━━ TASK INPUT

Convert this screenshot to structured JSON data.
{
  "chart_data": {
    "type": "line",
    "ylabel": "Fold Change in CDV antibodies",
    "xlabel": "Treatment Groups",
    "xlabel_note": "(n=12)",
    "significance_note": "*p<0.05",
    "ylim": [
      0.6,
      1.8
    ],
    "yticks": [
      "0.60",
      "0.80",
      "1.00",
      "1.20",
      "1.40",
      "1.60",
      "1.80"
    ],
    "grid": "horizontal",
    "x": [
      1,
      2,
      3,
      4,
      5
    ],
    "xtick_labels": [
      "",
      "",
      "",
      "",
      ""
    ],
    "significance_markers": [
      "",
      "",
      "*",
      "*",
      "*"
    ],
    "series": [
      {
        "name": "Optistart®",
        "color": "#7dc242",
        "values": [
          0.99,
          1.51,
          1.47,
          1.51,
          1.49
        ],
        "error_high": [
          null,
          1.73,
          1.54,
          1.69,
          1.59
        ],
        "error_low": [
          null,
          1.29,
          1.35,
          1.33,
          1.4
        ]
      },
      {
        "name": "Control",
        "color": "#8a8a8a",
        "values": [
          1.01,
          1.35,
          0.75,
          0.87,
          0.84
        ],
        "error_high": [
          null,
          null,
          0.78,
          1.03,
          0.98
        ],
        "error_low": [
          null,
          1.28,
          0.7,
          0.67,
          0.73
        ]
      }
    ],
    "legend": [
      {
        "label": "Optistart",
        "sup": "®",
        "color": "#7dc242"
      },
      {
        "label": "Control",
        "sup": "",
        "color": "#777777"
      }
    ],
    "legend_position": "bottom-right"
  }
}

━━━━

**PROBLEM TO SOLVE**
Nothing in the records may change. Print all of them.

**YOUR RESPONSE**
Convert this screenshot to structured JSON data.
{
  "chart_data": {
    "type": "line",
    "ylabel": "Fold Change in CDV antibodies",
    "xlabel": "Treatment Groups",
    "xlabel_note": "(n=12)",
    "significance_note": "*p<0.05",
    "ylim": [
      0.6,
      1.8
    ],
    "yticks": [
      "0.60",
      "0.80",
      "1.00",
      "1.20",
      "1.40",
      "1.60",
      "1.80"
    ],
    "grid": "horizontal",
    "x": [
      1,
      2,
      3,
      4,
      5
    ],
    "xtick_labels": [
      "",
      "",
      "",
      "",
      ""
    ],
    "significance_markers": [
      "",
      "",
      "*",
      "*",
      "*"
    ],
    "series": [
      {
        "name": "Optistart®",
        "color": "#7dc242",
        "values": [
          0.99,
          1.51,
          1.47,
          1.51,
          1.49
        ],
        "error_high": [
          null,
          1.73,
          1.54,
          1.69,
          1.59
        ],
        "error_low": [
          null,
          1.29,
          1.35,
          1.33,
          1.4
        ]
      },
      {
        "name": "Control",
        "color": "#8a8a8a",
        "values": [
          1.01,
          1.35,
          0.75,
          0.87,
          0.84
        ],
        "error_high": [
          null,
          null,
          0.78,
          1.03,
          0.98
        ],
        "error_low": [
          null,
          1.28,
          0.7,
          0.67,
          0.73
        ]
      }
    ],
    "legend": [
      {
        "label": "Optistart",
        "sup": "®",
        "color": "#7dc242"
      },
      {
        "label": "Control",
        "sup": "",
        "color": "#777777"
      }
    ],
    "legend_position": "bottom-right"
  }
}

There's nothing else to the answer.